INPUT FOR THIS TASK>

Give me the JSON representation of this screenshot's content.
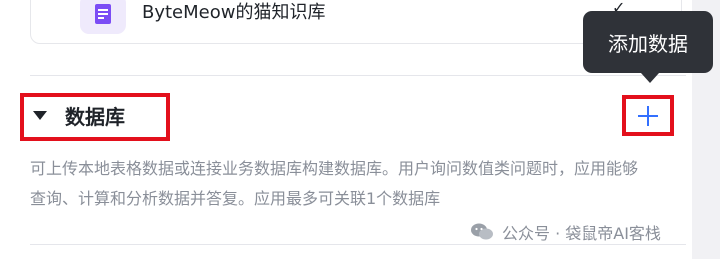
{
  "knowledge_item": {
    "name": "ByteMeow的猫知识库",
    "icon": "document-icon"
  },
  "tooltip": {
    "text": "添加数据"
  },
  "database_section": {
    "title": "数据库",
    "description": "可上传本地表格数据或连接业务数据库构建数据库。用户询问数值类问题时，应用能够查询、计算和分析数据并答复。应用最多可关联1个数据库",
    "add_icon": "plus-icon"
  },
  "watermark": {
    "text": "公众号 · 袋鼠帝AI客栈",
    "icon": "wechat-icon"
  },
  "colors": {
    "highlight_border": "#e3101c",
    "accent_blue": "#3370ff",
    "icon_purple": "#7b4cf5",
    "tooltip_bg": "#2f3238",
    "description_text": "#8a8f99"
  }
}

TASK PROMPT> Copy the data word for word. Pictures do not go in the copy.

WRITTEN ANSWER>
Give me the JSON representation of this screenshot's content.
{
  "knowledge_item": {
    "name": "ByteMeow的猫知识库",
    "icon": "document-icon"
  },
  "tooltip": {
    "text": "添加数据"
  },
  "database_section": {
    "title": "数据库",
    "description": "可上传本地表格数据或连接业务数据库构建数据库。用户询问数值类问题时，应用能够查询、计算和分析数据并答复。应用最多可关联1个数据库",
    "add_icon": "plus-icon"
  },
  "watermark": {
    "text": "公众号 · 袋鼠帝AI客栈",
    "icon": "wechat-icon"
  },
  "colors": {
    "highlight_border": "#e3101c",
    "accent_blue": "#3370ff",
    "icon_purple": "#7b4cf5",
    "tooltip_bg": "#2f3238",
    "description_text": "#8a8f99"
  }
}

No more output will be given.